=== Description of the task ===
The answer is a single number: how many lines hold the string "recall".

=== Data for this exercise ===
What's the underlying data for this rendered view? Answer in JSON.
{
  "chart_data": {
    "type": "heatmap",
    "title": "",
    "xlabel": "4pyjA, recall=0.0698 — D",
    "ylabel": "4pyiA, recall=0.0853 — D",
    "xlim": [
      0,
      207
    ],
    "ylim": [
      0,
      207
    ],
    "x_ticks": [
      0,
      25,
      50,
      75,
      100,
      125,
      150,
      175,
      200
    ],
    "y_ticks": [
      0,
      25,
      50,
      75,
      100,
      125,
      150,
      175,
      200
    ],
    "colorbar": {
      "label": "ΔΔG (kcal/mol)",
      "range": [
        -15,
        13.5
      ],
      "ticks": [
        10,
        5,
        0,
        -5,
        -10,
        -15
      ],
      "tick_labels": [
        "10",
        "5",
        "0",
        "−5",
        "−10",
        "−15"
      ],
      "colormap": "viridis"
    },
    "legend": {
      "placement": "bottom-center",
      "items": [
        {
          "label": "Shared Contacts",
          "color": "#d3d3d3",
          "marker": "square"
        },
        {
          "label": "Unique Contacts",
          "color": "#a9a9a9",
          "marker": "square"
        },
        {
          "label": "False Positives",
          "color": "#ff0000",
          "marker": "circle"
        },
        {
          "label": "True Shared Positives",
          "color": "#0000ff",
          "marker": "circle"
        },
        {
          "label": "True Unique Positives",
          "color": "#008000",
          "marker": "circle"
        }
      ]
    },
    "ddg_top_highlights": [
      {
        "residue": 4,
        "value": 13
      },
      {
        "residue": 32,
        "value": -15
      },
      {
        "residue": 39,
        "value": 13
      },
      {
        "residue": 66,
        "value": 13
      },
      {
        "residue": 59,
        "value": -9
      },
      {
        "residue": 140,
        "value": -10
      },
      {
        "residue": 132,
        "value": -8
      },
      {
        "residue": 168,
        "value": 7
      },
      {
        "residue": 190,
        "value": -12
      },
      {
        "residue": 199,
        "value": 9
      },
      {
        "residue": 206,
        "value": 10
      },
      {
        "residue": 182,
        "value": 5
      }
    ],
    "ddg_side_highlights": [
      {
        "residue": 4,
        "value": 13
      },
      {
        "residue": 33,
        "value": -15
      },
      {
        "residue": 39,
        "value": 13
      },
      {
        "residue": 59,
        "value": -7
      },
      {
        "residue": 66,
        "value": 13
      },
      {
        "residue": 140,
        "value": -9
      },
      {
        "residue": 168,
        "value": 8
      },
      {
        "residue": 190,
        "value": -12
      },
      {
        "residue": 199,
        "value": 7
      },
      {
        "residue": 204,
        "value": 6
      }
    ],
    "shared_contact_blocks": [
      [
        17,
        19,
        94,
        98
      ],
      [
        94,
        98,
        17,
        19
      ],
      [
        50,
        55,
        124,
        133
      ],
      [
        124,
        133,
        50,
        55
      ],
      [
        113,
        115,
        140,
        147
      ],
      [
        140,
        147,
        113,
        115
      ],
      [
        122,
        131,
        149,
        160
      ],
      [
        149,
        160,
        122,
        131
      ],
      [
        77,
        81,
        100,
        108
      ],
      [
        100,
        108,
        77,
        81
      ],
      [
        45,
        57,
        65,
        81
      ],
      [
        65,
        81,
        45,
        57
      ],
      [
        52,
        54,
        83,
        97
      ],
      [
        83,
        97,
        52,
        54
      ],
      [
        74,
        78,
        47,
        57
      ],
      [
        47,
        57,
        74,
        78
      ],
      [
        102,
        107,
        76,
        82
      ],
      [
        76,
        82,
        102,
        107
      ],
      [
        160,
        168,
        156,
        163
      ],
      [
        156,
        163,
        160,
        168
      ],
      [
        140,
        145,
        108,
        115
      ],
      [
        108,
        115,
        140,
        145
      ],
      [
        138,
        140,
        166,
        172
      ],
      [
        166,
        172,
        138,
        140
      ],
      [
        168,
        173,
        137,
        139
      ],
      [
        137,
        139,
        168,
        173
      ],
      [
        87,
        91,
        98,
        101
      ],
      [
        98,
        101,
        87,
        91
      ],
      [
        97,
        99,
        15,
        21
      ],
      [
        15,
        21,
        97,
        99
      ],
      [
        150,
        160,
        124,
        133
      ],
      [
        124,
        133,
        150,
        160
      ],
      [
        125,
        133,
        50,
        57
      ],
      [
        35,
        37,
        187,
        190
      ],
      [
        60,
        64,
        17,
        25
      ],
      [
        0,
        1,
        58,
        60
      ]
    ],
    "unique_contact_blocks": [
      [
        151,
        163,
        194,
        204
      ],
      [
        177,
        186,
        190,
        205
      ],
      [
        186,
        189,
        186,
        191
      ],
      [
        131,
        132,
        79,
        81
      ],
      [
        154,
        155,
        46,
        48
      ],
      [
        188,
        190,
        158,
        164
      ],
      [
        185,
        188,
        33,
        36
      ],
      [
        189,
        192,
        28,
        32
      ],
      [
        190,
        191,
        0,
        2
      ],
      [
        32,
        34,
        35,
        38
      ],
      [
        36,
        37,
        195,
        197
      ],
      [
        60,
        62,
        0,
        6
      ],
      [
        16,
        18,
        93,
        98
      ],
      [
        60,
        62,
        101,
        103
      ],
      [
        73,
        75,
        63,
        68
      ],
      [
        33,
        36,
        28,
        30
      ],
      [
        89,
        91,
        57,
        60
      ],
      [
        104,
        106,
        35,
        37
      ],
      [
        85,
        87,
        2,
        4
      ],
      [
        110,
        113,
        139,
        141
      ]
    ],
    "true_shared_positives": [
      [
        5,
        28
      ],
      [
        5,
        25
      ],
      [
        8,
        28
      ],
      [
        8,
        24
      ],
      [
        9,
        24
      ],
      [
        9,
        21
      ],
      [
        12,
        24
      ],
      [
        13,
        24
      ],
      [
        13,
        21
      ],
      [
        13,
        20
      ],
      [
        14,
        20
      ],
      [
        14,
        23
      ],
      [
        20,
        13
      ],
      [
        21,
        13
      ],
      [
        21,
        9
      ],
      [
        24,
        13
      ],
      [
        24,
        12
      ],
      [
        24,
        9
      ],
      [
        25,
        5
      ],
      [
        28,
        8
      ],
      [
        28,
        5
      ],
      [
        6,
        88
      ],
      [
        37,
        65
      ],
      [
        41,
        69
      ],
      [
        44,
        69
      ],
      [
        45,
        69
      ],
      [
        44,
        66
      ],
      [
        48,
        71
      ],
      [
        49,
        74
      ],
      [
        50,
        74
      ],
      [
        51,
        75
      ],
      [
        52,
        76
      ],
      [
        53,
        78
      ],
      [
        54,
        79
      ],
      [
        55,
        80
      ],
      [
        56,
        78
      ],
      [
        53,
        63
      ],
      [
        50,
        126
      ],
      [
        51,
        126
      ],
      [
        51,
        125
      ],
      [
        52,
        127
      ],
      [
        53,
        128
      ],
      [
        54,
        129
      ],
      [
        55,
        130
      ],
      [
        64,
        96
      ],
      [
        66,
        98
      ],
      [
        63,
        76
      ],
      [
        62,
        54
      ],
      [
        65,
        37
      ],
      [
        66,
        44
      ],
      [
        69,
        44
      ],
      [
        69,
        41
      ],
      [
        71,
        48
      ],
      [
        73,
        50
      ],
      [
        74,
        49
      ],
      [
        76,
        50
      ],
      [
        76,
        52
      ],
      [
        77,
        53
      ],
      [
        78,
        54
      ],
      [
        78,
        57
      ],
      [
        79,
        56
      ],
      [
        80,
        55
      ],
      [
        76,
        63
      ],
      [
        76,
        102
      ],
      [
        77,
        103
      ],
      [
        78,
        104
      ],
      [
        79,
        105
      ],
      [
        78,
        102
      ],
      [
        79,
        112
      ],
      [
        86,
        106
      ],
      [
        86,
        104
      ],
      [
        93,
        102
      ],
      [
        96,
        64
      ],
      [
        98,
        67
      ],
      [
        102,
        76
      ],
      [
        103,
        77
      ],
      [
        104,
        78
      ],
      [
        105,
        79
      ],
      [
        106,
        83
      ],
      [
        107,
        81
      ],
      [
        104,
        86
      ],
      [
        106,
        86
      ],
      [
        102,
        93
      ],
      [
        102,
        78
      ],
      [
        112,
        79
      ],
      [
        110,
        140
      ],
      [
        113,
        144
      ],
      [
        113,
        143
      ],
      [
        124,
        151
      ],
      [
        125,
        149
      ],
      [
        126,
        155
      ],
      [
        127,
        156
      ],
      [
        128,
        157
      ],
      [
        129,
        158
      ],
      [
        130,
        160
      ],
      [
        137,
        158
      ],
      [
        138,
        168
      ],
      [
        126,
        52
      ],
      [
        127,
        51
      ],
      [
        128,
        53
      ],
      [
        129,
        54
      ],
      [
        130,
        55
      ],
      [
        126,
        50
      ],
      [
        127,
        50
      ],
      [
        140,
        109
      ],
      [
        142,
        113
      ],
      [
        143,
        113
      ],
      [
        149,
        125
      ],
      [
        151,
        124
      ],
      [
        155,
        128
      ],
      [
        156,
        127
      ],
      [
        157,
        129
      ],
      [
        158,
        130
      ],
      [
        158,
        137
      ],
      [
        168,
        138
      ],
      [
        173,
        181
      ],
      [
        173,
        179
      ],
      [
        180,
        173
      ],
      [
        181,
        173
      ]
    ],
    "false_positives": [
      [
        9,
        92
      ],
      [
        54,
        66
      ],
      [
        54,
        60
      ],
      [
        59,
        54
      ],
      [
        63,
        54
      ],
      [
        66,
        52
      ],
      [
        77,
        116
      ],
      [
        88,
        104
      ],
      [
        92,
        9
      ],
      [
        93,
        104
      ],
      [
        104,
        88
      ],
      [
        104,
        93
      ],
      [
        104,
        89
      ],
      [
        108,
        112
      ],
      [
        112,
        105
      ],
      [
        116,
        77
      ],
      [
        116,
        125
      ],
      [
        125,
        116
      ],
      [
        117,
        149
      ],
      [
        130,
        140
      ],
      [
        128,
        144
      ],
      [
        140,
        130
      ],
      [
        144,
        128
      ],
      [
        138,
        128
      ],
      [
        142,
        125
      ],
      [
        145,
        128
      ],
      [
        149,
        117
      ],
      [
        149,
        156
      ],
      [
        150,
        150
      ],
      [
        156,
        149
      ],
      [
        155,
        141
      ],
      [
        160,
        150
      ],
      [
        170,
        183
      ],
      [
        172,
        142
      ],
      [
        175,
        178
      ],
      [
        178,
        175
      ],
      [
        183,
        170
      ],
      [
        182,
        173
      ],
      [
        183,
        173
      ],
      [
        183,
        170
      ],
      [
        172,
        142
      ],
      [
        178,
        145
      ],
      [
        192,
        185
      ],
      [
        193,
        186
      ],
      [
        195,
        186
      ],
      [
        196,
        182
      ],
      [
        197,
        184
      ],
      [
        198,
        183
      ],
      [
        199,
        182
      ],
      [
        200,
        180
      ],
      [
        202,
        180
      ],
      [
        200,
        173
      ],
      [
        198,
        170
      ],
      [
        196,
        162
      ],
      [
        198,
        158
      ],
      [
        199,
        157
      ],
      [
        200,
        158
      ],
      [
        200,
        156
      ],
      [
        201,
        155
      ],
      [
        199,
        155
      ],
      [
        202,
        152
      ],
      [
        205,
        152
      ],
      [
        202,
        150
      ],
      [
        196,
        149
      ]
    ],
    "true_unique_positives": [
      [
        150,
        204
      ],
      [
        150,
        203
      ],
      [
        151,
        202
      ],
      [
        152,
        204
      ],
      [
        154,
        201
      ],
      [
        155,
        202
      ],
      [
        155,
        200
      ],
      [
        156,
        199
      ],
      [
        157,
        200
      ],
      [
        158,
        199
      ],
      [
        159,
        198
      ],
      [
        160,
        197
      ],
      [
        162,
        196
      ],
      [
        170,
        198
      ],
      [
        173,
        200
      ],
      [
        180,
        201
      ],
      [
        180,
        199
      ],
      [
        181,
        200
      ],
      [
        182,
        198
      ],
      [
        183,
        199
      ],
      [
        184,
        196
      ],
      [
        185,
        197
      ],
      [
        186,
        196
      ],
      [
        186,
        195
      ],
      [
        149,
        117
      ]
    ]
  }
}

=== Expected output ===
2